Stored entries
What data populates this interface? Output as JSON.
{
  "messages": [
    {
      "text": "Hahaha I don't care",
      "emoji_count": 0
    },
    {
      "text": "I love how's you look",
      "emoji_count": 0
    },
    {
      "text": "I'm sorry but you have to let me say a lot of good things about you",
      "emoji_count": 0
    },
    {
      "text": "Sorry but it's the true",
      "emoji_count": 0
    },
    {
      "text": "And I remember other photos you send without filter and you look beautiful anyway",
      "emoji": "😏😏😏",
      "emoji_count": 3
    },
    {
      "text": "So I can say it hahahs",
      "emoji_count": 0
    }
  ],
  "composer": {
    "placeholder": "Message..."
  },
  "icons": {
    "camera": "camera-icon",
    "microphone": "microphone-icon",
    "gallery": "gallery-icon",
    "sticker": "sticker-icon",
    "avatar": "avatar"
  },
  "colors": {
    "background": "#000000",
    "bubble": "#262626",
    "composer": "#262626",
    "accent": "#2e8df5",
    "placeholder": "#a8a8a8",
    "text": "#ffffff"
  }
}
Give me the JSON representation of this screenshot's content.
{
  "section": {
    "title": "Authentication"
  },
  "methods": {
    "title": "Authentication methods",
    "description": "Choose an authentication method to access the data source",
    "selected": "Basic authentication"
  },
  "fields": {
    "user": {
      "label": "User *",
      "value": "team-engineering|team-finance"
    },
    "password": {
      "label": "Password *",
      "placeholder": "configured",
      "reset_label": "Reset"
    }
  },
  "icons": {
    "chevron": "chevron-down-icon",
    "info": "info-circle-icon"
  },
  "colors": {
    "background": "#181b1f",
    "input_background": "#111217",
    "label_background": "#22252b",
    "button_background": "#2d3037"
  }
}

— To do —
Repeat every entry word for word.

— Response to this exercise —
What data populates this interface? Output as JSON.
{
  "messages": [
    {
      "text": "Hahaha I don't care",
      "emoji_count": 0
    },
    {
      "text": "I love how's you look",
      "emoji_count": 0
    },
    {
      "text": "I'm sorry but you have to let me say a lot of good things about you",
      "emoji_count": 0
    },
    {
      "text": "Sorry but it's the true",
      "emoji_count": 0
    },
    {
      "text": "And I remember other photos you send without filter and you look beautiful anyway",
      "emoji": "😏😏😏",
      "emoji_count": 3
    },
    {
      "text": "So I can say it hahahs",
      "emoji_count": 0
    }
  ],
  "composer": {
    "placeholder": "Message..."
  },
  "icons": {
    "camera": "camera-icon",
    "microphone": "microphone-icon",
    "gallery": "gallery-icon",
    "sticker": "sticker-icon",
    "avatar": "avatar"
  },
  "colors": {
    "background": "#000000",
    "bubble": "#262626",
    "composer": "#262626",
    "accent": "#2e8df5",
    "placeholder": "#a8a8a8",
    "text": "#ffffff"
  }
}
Give me the JSON representation of this screenshot's content.
{
  "section": {
    "title": "Authentication"
  },
  "methods": {
    "title": "Authentication methods",
    "description": "Choose an authentication method to access the data source",
    "selected": "Basic authentication"
  },
  "fields": {
    "user": {
      "label": "User *",
      "value": "team-engineering|team-finance"
    },
    "password": {
      "label": "Password *",
      "placeholder": "configured",
      "reset_label": "Reset"
    }
  },
  "icons": {
    "chevron": "chevron-down-icon",
    "info": "info-circle-icon"
  },
  "colors": {
    "background": "#181b1f",
    "input_background": "#111217",
    "label_background": "#22252b",
    "button_background": "#2d3037"
  }
}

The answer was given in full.